◆ Direction ◆
Give back each entry unchanged, minus pictures.
# start of Exercise materials
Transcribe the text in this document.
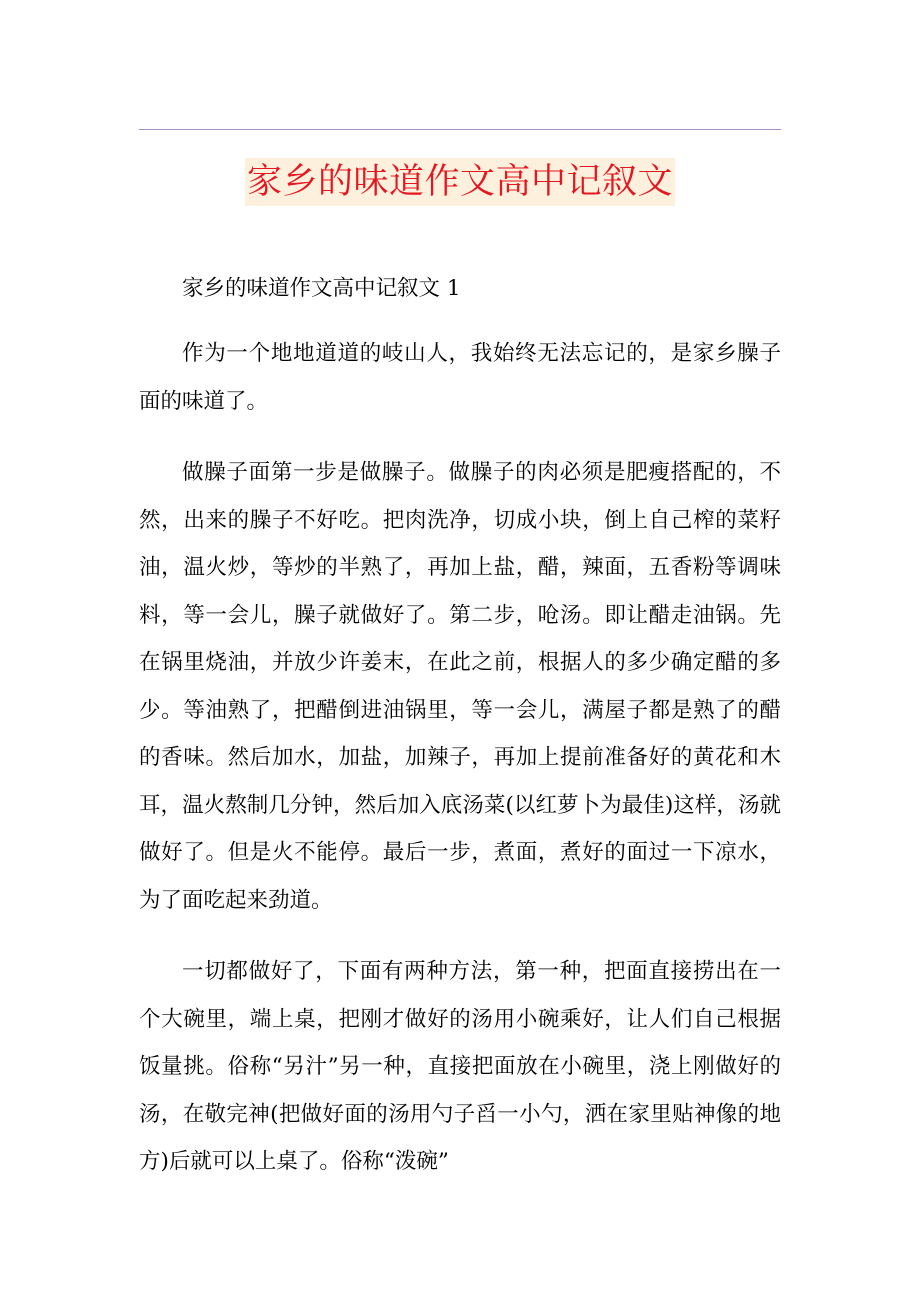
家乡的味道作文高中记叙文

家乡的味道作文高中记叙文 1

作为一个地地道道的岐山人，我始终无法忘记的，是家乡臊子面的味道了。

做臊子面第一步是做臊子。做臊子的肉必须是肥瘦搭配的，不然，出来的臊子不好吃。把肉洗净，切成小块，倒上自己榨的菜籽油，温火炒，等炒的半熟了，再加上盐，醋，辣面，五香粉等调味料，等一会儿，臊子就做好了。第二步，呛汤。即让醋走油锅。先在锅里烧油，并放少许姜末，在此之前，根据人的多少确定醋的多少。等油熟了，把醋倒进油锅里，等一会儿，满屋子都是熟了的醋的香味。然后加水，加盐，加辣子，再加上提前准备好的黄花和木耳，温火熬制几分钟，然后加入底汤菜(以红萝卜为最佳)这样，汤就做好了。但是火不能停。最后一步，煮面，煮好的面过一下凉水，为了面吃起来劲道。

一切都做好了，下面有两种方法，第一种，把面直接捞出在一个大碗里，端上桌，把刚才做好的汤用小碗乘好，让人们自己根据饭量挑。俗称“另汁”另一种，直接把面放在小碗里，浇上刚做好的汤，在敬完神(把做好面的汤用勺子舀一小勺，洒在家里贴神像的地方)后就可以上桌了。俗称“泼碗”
# end of Exercise materials
◆ Solved exercise ◆
Transcribe the text in this document.
家乡的味道作文高中记叙文

家乡的味道作文高中记叙文 1

作为一个地地道道的岐山人，我始终无法忘记的，是家乡臊子面的味道了。

做臊子面第一步是做臊子。做臊子的肉必须是肥瘦搭配的，不然，出来的臊子不好吃。把肉洗净，切成小块，倒上自己榨的菜籽油，温火炒，等炒的半熟了，再加上盐，醋，辣面，五香粉等调味料，等一会儿，臊子就做好了。第二步，呛汤。即让醋走油锅。先在锅里烧油，并放少许姜末，在此之前，根据人的多少确定醋的多少。等油熟了，把醋倒进油锅里，等一会儿，满屋子都是熟了的醋的香味。然后加水，加盐，加辣子，再加上提前准备好的黄花和木耳，温火熬制几分钟，然后加入底汤菜(以红萝卜为最佳)这样，汤就做好了。但是火不能停。最后一步，煮面，煮好的面过一下凉水，为了面吃起来劲道。

一切都做好了，下面有两种方法，第一种，把面直接捞出在一个大碗里，端上桌，把刚才做好的汤用小碗乘好，让人们自己根据饭量挑。俗称“另汁”另一种，直接把面放在小碗里，浇上刚做好的汤，在敬完神(把做好面的汤用勺子舀一小勺，洒在家里贴神像的地方)后就可以上桌了。俗称“泼碗”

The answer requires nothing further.